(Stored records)
------------------------------

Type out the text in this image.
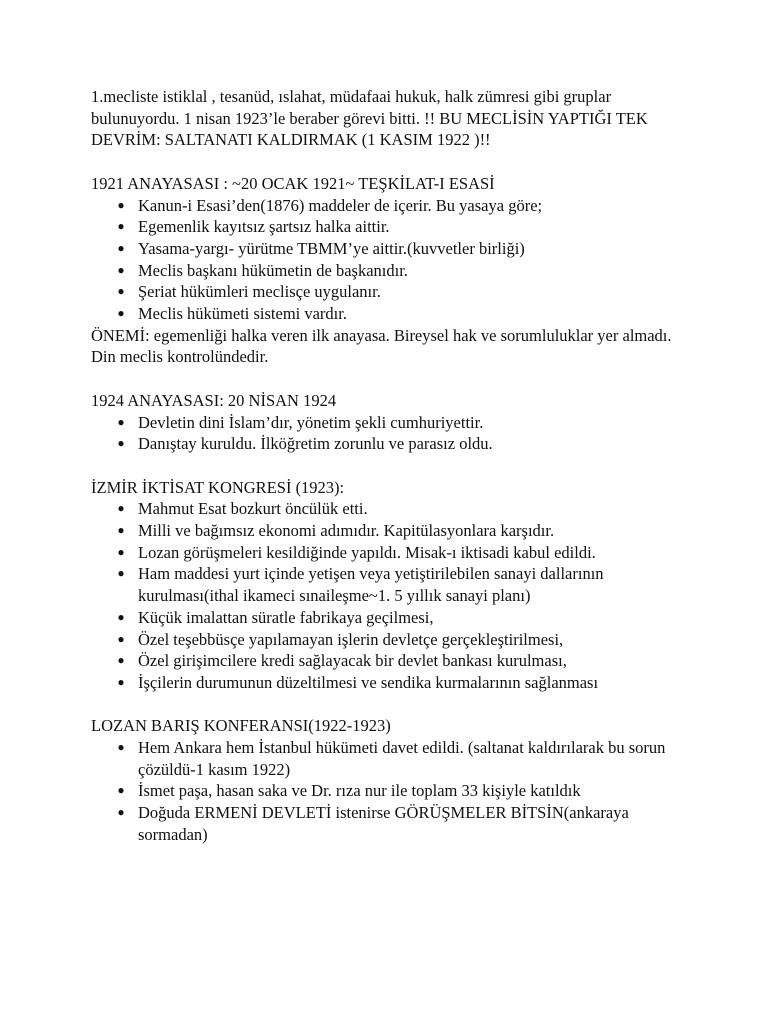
1.mecliste istiklal , tesanüd, ıslahat, müdafaai hukuk, halk zümresi gibi gruplar bulunuyordu. 1 nisan 1923’le beraber görevi bitti. !! BU MECLİSİN YAPTIĞI TEK DEVRİM: SALTANATI KALDIRMAK (1 KASIM 1922 )!!

1921 ANAYASASI : ~20 OCAK 1921~ TEŞKİLAT-I ESASİ

● Kanun-i Esasi’den(1876) maddeler de içerir. Bu yasaya göre;
● Egemenlik kayıtsız şartsız halka aittir.
● Yasama-yargı- yürütme TBMM’ye aittir.(kuvvetler birliği)
● Meclis başkanı hükümetin de başkanıdır.
● Şeriat hükümleri meclisçe uygulanır.
● Meclis hükümeti sistemi vardır.

ÖNEMİ: egemenliği halka veren ilk anayasa. Bireysel hak ve sorumluluklar yer almadı. Din meclis kontrolündedir.

1924 ANAYASASI: 20 NİSAN 1924

● Devletin dini İslam’dır, yönetim şekli cumhuriyettir.
● Danıştay kuruldu. İlköğretim zorunlu ve parasız oldu.

İZMİR İKTİSAT KONGRESİ (1923):

● Mahmut Esat bozkurt öncülük etti.
● Milli ve bağımsız ekonomi adımıdır. Kapitülasyonlara karşıdır.
● Lozan görüşmeleri kesildiğinde yapıldı. Misak-ı iktisadi kabul edildi.
● Ham maddesi yurt içinde yetişen veya yetiştirilebilen sanayi dallarının kurulması(ithal ikameci sınaileşme~1. 5 yıllık sanayi planı)
● Küçük imalattan süratle fabrikaya geçilmesi,
● Özel teşebbüsçe yapılamayan işlerin devletçe gerçekleştirilmesi,
● Özel girişimcilere kredi sağlayacak bir devlet bankası kurulması,
● İşçilerin durumunun düzeltilmesi ve sendika kurmalarının sağlanması

LOZAN BARIŞ KONFERANSI(1922-1923)

● Hem Ankara hem İstanbul hükümeti davet edildi. (saltanat kaldırılarak bu sorun çözüldü-1 kasım 1922)
● İsmet paşa, hasan saka ve Dr. rıza nur ile toplam 33 kişiyle katıldık
● Doğuda ERMENİ DEVLETİ istenirse GÖRÜŞMELER BİTSİN(ankaraya sormadan)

------------------------------

Set exercise:
Leave the pictures out and reproduce each record exactly as written.

Reply:
Type out the text in this image.
1.mecliste istiklal , tesanüd, ıslahat, müdafaai hukuk, halk zümresi gibi gruplar bulunuyordu. 1 nisan 1923’le beraber görevi bitti. !! BU MECLİSİN YAPTIĞI TEK DEVRİM: SALTANATI KALDIRMAK (1 KASIM 1922 )!!

1921 ANAYASASI : ~20 OCAK 1921~ TEŞKİLAT-I ESASİ

● Kanun-i Esasi’den(1876) maddeler de içerir. Bu yasaya göre;
● Egemenlik kayıtsız şartsız halka aittir.
● Yasama-yargı- yürütme TBMM’ye aittir.(kuvvetler birliği)
● Meclis başkanı hükümetin de başkanıdır.
● Şeriat hükümleri meclisçe uygulanır.
● Meclis hükümeti sistemi vardır.

ÖNEMİ: egemenliği halka veren ilk anayasa. Bireysel hak ve sorumluluklar yer almadı. Din meclis kontrolündedir.

1924 ANAYASASI: 20 NİSAN 1924

● Devletin dini İslam’dır, yönetim şekli cumhuriyettir.
● Danıştay kuruldu. İlköğretim zorunlu ve parasız oldu.

İZMİR İKTİSAT KONGRESİ (1923):

● Mahmut Esat bozkurt öncülük etti.
● Milli ve bağımsız ekonomi adımıdır. Kapitülasyonlara karşıdır.
● Lozan görüşmeleri kesildiğinde yapıldı. Misak-ı iktisadi kabul edildi.
● Ham maddesi yurt içinde yetişen veya yetiştirilebilen sanayi dallarının kurulması(ithal ikameci sınaileşme~1. 5 yıllık sanayi planı)
● Küçük imalattan süratle fabrikaya geçilmesi,
● Özel teşebbüsçe yapılamayan işlerin devletçe gerçekleştirilmesi,
● Özel girişimcilere kredi sağlayacak bir devlet bankası kurulması,
● İşçilerin durumunun düzeltilmesi ve sendika kurmalarının sağlanması

LOZAN BARIŞ KONFERANSI(1922-1923)

● Hem Ankara hem İstanbul hükümeti davet edildi. (saltanat kaldırılarak bu sorun çözüldü-1 kasım 1922)
● İsmet paşa, hasan saka ve Dr. rıza nur ile toplam 33 kişiyle katıldık
● Doğuda ERMENİ DEVLETİ istenirse GÖRÜŞMELER BİTSİN(ankaraya sormadan)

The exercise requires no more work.